▶ WHAT THE TASK ASKS
Pick out all lines of the entries that include the word "насаждений" and copy them.
**** EXCERPTED DATA ****
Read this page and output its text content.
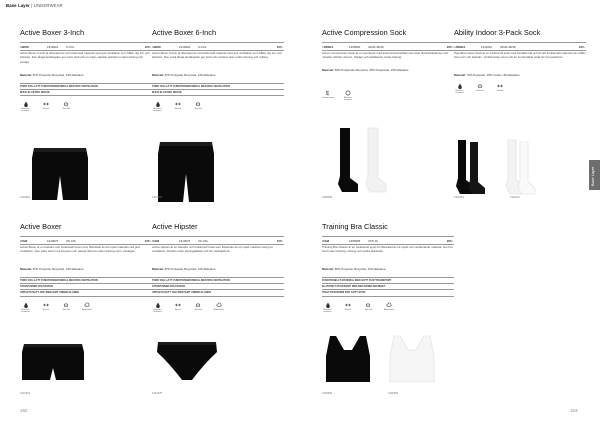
Base Layer | UNDERWEAR
Active Boxer 3-Inch
HERR	1910901	S-XXL	165:-
Active Boxer 3-Inch är tillverkad av ett funktionellt material med god ventilation som håller dig torr och bekväm. Den långa benlängden ger extra stöd och en mjuk, elastisk passform under träning och vardag.
Material: 87% Polyester Recycled, 13% Elastane
TORR OCH LÄTT FUNKTIONSMATERIAL MED BRA VENTILATION
MJUK ELASTISK RESÅR
Moisture transport
Stretch	Soft feel
1910901
Active Boxer 6-Inch
HERR	1910902	S-XXL	165:-
Active Boxer 6-Inch är tillverkad av ett funktionellt material med god ventilation som håller dig torr och bekväm. Den extra långa benlängden ger stöd och minskar skav under löpning och cykling.
Material: 87% Polyester Recycled, 13% Elastane
TORR OCH LÄTT FUNKTIONSMATERIAL MED BRA VENTILATION
MJUK ELASTISK RESÅR
Moisture transport
Stretch	Soft feel
1910902
Active Compression Sock
UNISEX	1905950	34/36-46/48	295:-
Active Compression Sock är en sportsock med kompressionseffekt som ökar blodcirkulationen och minskar trötthet i benen. Stödjer och stabiliserar under träning.
Material: 60% Polyamide Recycled, 25% Polyamide, 15% Elastane
Compression	Moisture transport
1905950
Ability Indoor 3-Pack Sock
UNISEX	1911610	34/36-46/48	195:-
Populära Indoor Sock är en funktionell sock med förstärkt häl och tå. Ett funktionellt material som håller foten torr och bekväm. Ventilerande zoner och en komfortabel resår för bra passform.
Material: 74% Polyester, 18% Cotton, 8% Elastane
Moisture transport
Soft feel	Stretch
1911610	1911610
Active Boxer
DAM	1910676	XS-XXL	165:-
Active Boxer är en bekväm och funktionell boxer som tillverkats av ett mjukt material med god ventilation. Den sitter skönt mot kroppen och passar lika bra under träning som i vardagen.
Material: 87% Polyester Recycled, 13% Elastane
TORR OCH LÄTT FUNKTIONSMATERIAL MED BRA VENTILATION
ÅTERVUNNEN POLYESTER
UPPLEVS RÄTT OCH BEKVÄMT UNDER KLÄDER
Moisture transport
Stretch	Soft feel	Breathable
1910676
Active Hipster
DAM	1910675	XS-XXL	155:-
Active Hipster är en bekväm och funktionell trosa som tillverkats av ett mjukt material med god ventilation. Perfekt under träningskläder och för vardagsbruk.
Material: 87% Polyester Recycled, 13% Elastane
TORR OCH LÄTT FUNKTIONSMATERIAL MED BRA VENTILATION
ÅTERVUNNEN POLYESTER
UPPLEVS RÄTT OCH BEKVÄMT UNDER KLÄDER
Moisture transport
Stretch	Soft feel	Breathable
1910675
Training Bra Classic
DAM	1906955	XXS-XL	265:-
Training Bra Classic är en funktionell sport-bh tillverkad av ett mjukt och ventilerande material. Ger bra stöd under löpning, träning och andra aktiviteter.
Material: 85% Polyester Recycled, 15% Elastane
FUNKTIONELLT MATERIAL MED GOTT FUKTTRANSPORT
ELASTISKT RYGGPARTI MED BRA RÖRELSEFRIHET
TIGHT PASSFORM FÖR GOTT STÖD
Moisture transport
Stretch	Soft feel	Breathable
1906955	1906955
162	163
Base Layer
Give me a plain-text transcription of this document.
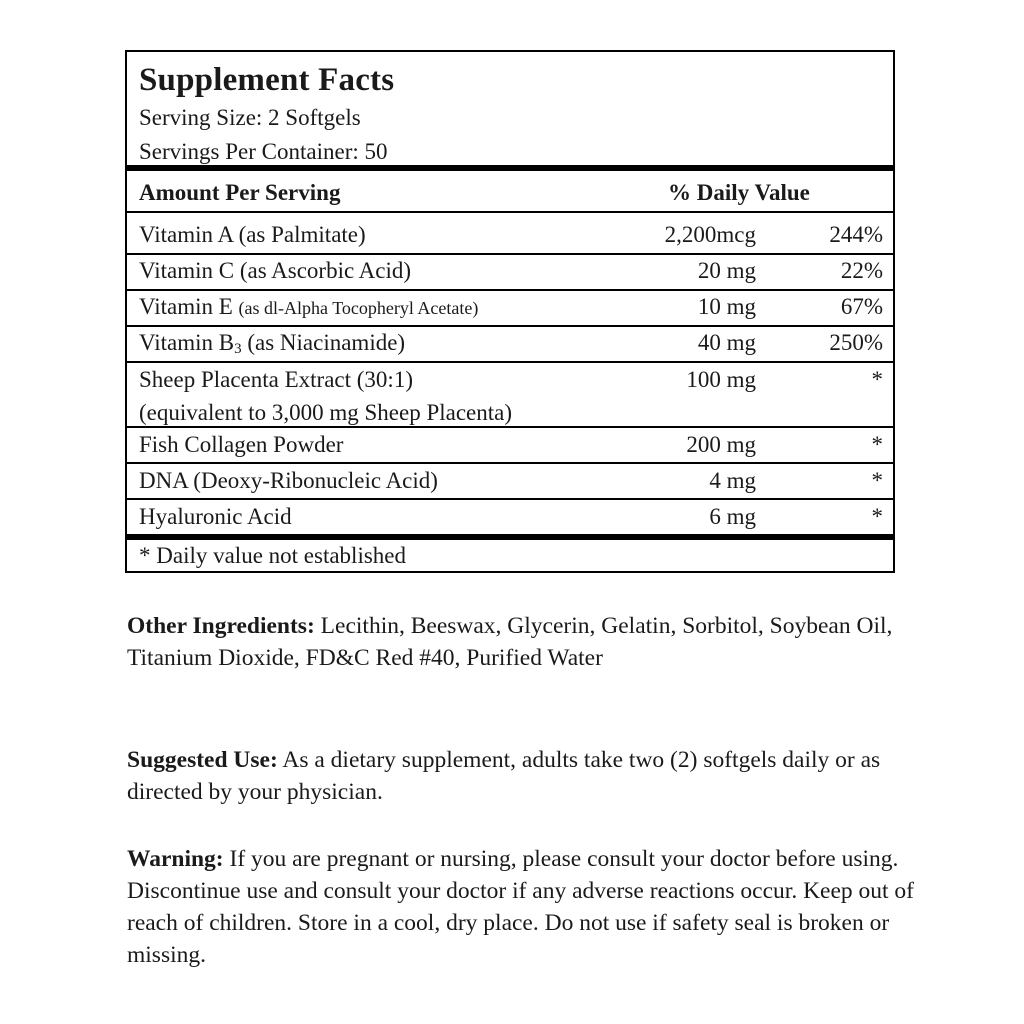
Supplement Facts
Serving Size: 2 Softgels
Servings Per Container: 50
Amount Per Serving	% Daily Value
Vitamin A (as Palmitate)	2,200mcg	244%
Vitamin C (as Ascorbic Acid)	20 mg	22%
Vitamin E (as dl-Alpha Tocopheryl Acetate)	10 mg	67%
Vitamin $B_3$ (as Niacinamide)	40 mg	250%
Sheep Placenta Extract (30:1)
(equivalent to 3,000 mg Sheep Placenta)
100 mg	*
Fish Collagen Powder	200 mg	*
DNA (Deoxy-Ribonucleic Acid)	4 mg	*
Hyaluronic Acid	6 mg	*
* Daily value not established
Other Ingredients: Lecithin, Beeswax, Glycerin, Gelatin, Sorbitol, Soybean Oil, Titanium Dioxide, FD&C Red #40, Purified Water
Suggested Use: As a dietary supplement, adults take two (2) softgels daily or as directed by your physician.
Warning: If you are pregnant or nursing, please consult your doctor before using. Discontinue use and consult your doctor if any adverse reactions occur. Keep out of reach of children. Store in a cool, dry place. Do not use if safety seal is broken or missing.
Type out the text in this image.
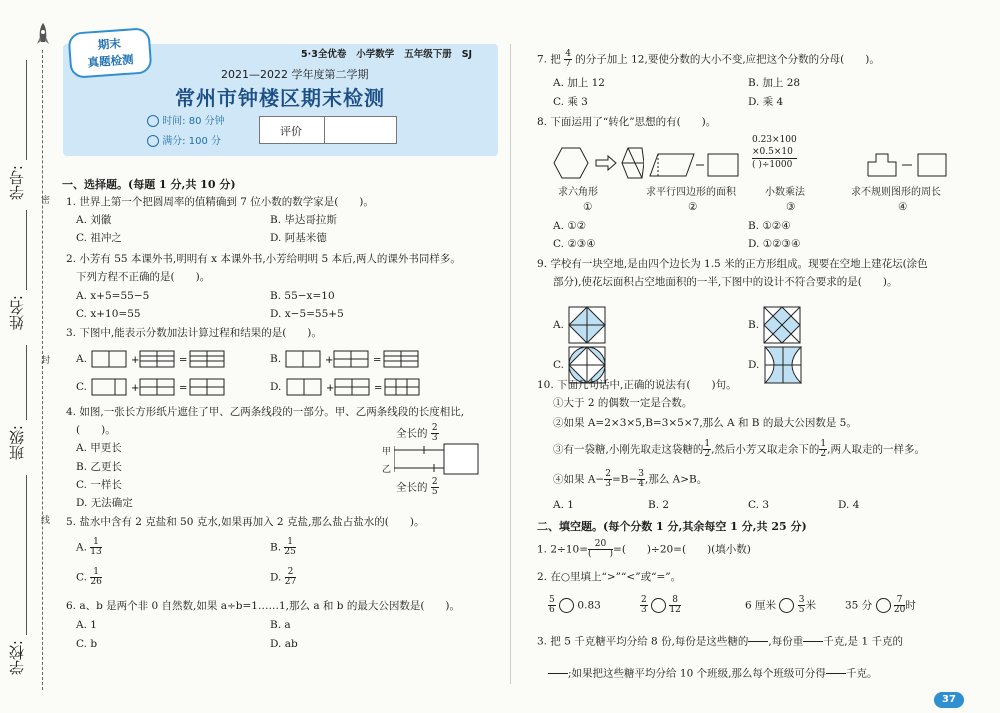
学号:
姓名:
班级:
学校:
密
封
线
期末
真题检测	5·3全优卷 小学数学 五年级下册 SJ
2021—2022 学年度第二学期
常州市钟楼区期末检测
时间: 80 分钟
满分: 100 分
评价
一、选择题。(每题 1 分,共 10 分)
1. 世界上第一个把圆周率的值精确到 7 位小数的数学家是(　　)。
A. 刘徽	B. 毕达哥拉斯
C. 祖冲之	D. 阿基米德
2. 小芳有 55 本课外书,明明有 x 本课外书,小芳给明明 5 本后,两人的课外书同样多。
下列方程不正确的是(　　)。
A. x+5=55−5	B. 55−x=10
C. x+10=55	D. x−5=55+5
3. 下图中,能表示分数加法计算过程和结果的是(　　)。
A.	+	=	B.	+	=
C.	+	=	D.	+	=
4. 如图,一张长方形纸片遮住了甲、乙两条线段的一部分。甲、乙两条线段的长度相比,
(　　)。
A. 甲更长
B. 乙更长
C. 一样长
D. 无法确定
全长的 $\frac{2}{3}$
甲
乙
全长的 $\frac{2}{5}$
5. 盐水中含有 2 克盐和 50 克水,如果再加入 2 克盐,那么盐占盐水的(　　)。
A. $\frac{1}{13}$	B. $\frac{1}{25}$
C. $\frac{1}{26}$	D. $\frac{2}{27}$
6. a、b 是两个非 0 自然数,如果 a÷b=1……1,那么 a 和 b 的最大公因数是(　　)。
A. 1	B. a
C. b	D. ab
7. 把 $\frac{4}{7}$ 的分子加上 12,要使分数的大小不变,应把这个分数的分母(　　)。
A. 加上 12	B. 加上 28
C. 乘 3	D. 乘 4
8. 下面运用了“转化”思想的有(　　)。
0.23×100
×0.5×10
( )÷1000
求六角形	求平行四边形的面积	小数乘法	求不规则图形的周长
①	②	③	④
A. ①②	B. ①②④
C. ②③④	D. ①②③④
9. 学校有一块空地,是由四个边长为 1.5 米的正方形组成。现要在空地上建花坛(涂色
部分),使花坛面积占空地面积的一半,下图中的设计不符合要求的是(　　)。
A.	B.
C.	D.
10. 下面几句话中,正确的说法有(　　)句。
①大于 2 的偶数一定是合数。
②如果 A=2×3×5,B=3×5×7,那么 A 和 B 的最大公因数是 5。
③有一袋糖,小刚先取走这袋糖的 $\frac{1}{2}$ ,然后小芳又取走余下的 $\frac{1}{2}$ ,两人取走的一样多。
④如果 $A- \frac{2}{3} =B- \frac{3}{4}$ ,那么 A>B。
A. 1	B. 2	C. 3	D. 4
二、填空题。(每个分数 1 分,其余每空 1 分,共 25 分)
1. $2\div 10= \frac{20}{( )}$ =(　　)÷20=(　　)(填小数)
2. 在○里填上“>”“<”或“=”。
$\frac{5}{6} 0.83$	$\frac{2}{3}$
$\frac{8}{12}$	6 厘米 $\frac{3}{5}$ 米	35 分 $\frac{7}{20}$ 时
3. 把 5 千克糖平均分给 8 份,每份是这些糖的

　　 ,每份重

　　 千克,是 1 千克的

;如果把这些糖平均分给 10 个班级,那么每个班级可分得

　　 千克。
37
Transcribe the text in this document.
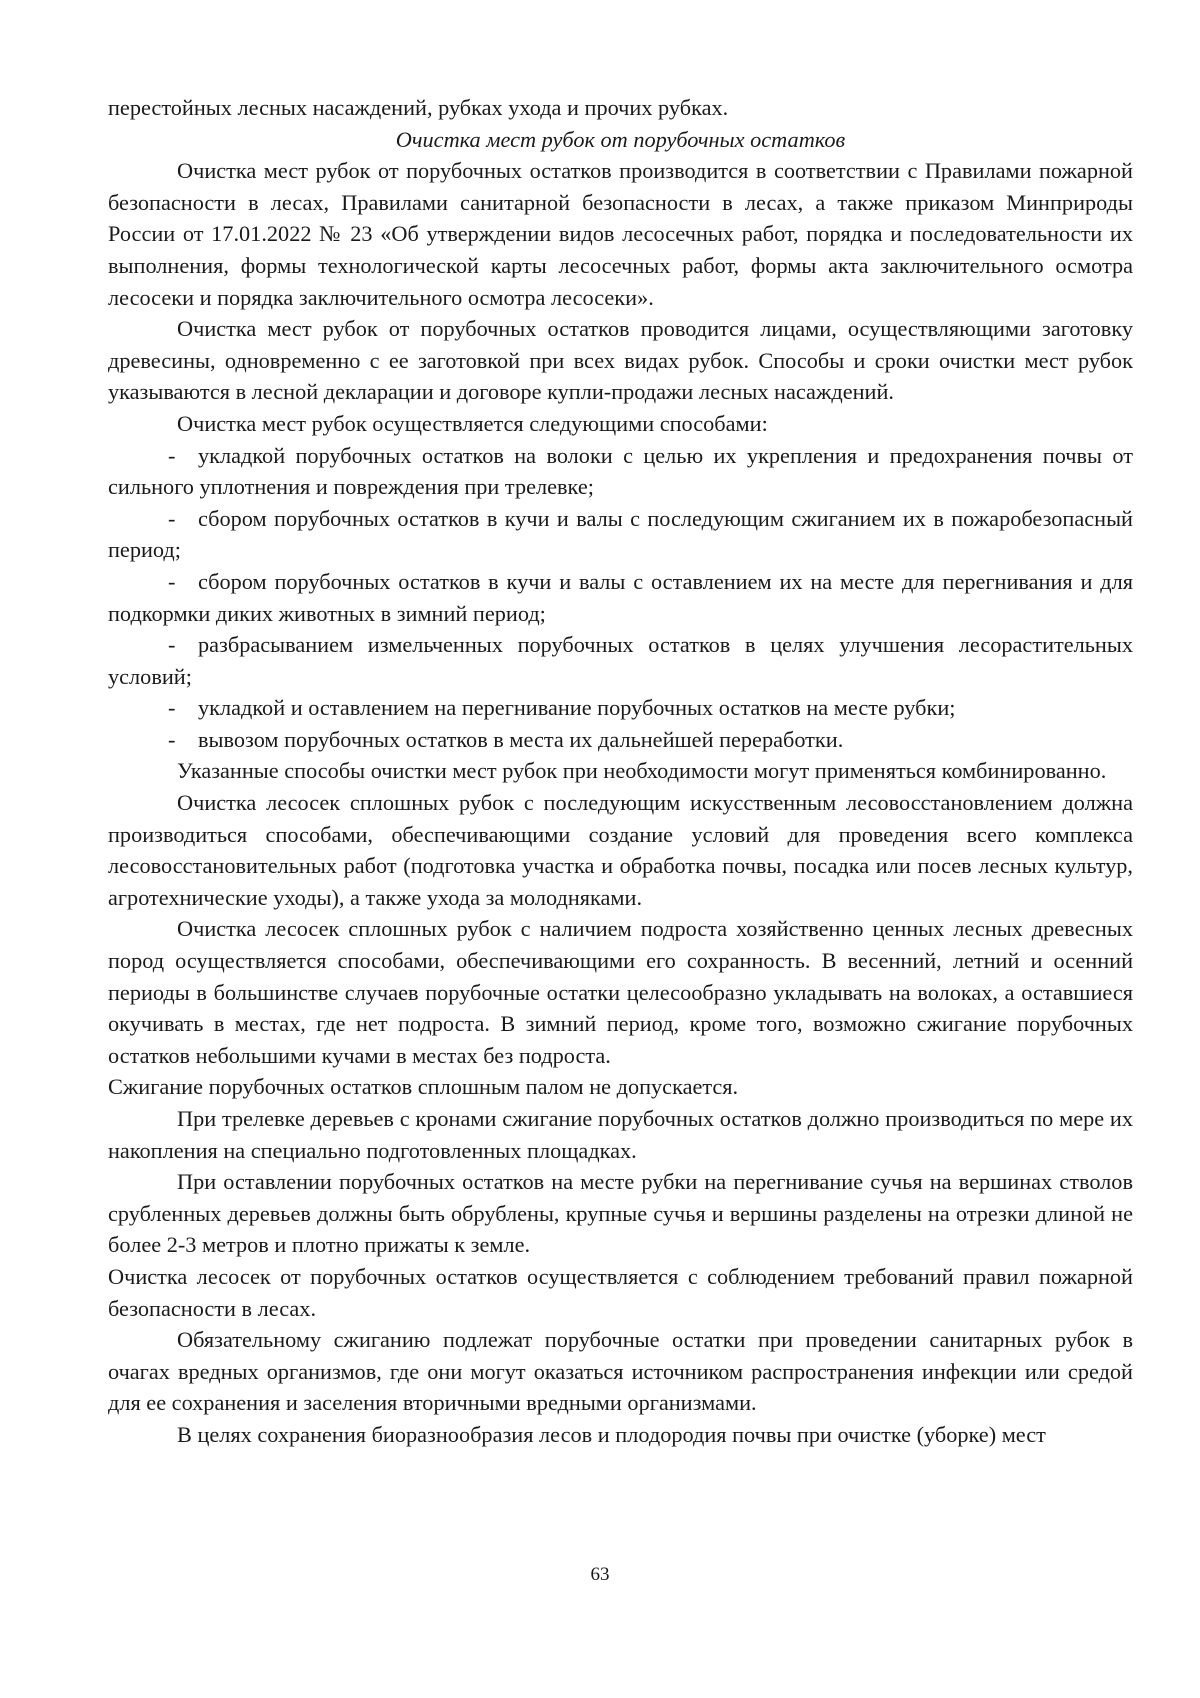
перестойных лесных насаждений, рубках ухода и прочих рубках.

Очистка мест рубок от порубочных остатков

Очистка мест рубок от порубочных остатков производится в соответствии с Правилами пожарной безопасности в лесах, Правилами санитарной безопасности в лесах, а также приказом Минприроды России от 17.01.2022 № 23 «Об утверждении видов лесосечных работ, порядка и последовательности их выполнения, формы технологической карты лесосечных работ, формы акта заключительного осмотра лесосеки и порядка заключительного осмотра лесосеки».

Очистка мест рубок от порубочных остатков проводится лицами, осуществляющими заготовку древесины, одновременно с ее заготовкой при всех видах рубок. Способы и сроки очистки мест рубок указываются в лесной декларации и договоре купли-продажи лесных насаждений.

Очистка мест рубок осуществляется следующими способами:

- укладкой порубочных остатков на волоки с целью их укрепления и предохранения почвы от сильного уплотнения и повреждения при трелевке;

- сбором порубочных остатков в кучи и валы с последующим сжиганием их в пожаробезопасный период;

- сбором порубочных остатков в кучи и валы с оставлением их на месте для перегнивания и для подкормки диких животных в зимний период;

- разбрасыванием измельченных порубочных остатков в целях улучшения лесорастительных условий;

- укладкой и оставлением на перегнивание порубочных остатков на месте рубки;

- вывозом порубочных остатков в места их дальнейшей переработки.

Указанные способы очистки мест рубок при необходимости могут применяться комбинированно.

Очистка лесосек сплошных рубок с последующим искусственным лесовосстановлением должна производиться способами, обеспечивающими создание условий для проведения всего комплекса лесовосстановительных работ (подготовка участка и обработка почвы, посадка или посев лесных культур, агротехнические уходы), а также ухода за молодняками.

Очистка лесосек сплошных рубок с наличием подроста хозяйственно ценных лесных древесных пород осуществляется способами, обеспечивающими его сохранность. В весенний, летний и осенний периоды в большинстве случаев порубочные остатки целесообразно укладывать на волоках, а оставшиеся окучивать в местах, где нет подроста. В зимний период, кроме того, возможно сжигание порубочных остатков небольшими кучами в местах без подроста.

Сжигание порубочных остатков сплошным палом не допускается.

При трелевке деревьев с кронами сжигание порубочных остатков должно производиться по мере их накопления на специально подготовленных площадках.

При оставлении порубочных остатков на месте рубки на перегнивание сучья на вершинах стволов срубленных деревьев должны быть обрублены, крупные сучья и вершины разделены на отрезки длиной не более 2-3 метров и плотно прижаты к земле.

Очистка лесосек от порубочных остатков осуществляется с соблюдением требований правил пожарной безопасности в лесах.

Обязательному сжиганию подлежат порубочные остатки при проведении санитарных рубок в очагах вредных организмов, где они могут оказаться источником распространения инфекции или средой для ее сохранения и заселения вторичными вредными организмами.

В целях сохранения биоразнообразия лесов и плодородия почвы при очистке (уборке) мест

63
****
▶ WRITTEN SOLUTION
перестойных лесных насаждений, рубках ухода и прочих рубках.
Очистка мест рубок от порубочных остатков проводится лицами, осуществляющими заготовку древесины, одновременно с ее заготовкой при всех видах рубок. Способы и сроки очистки мест рубок указываются в лесной декларации и договоре купли-продажи лесных насаждений.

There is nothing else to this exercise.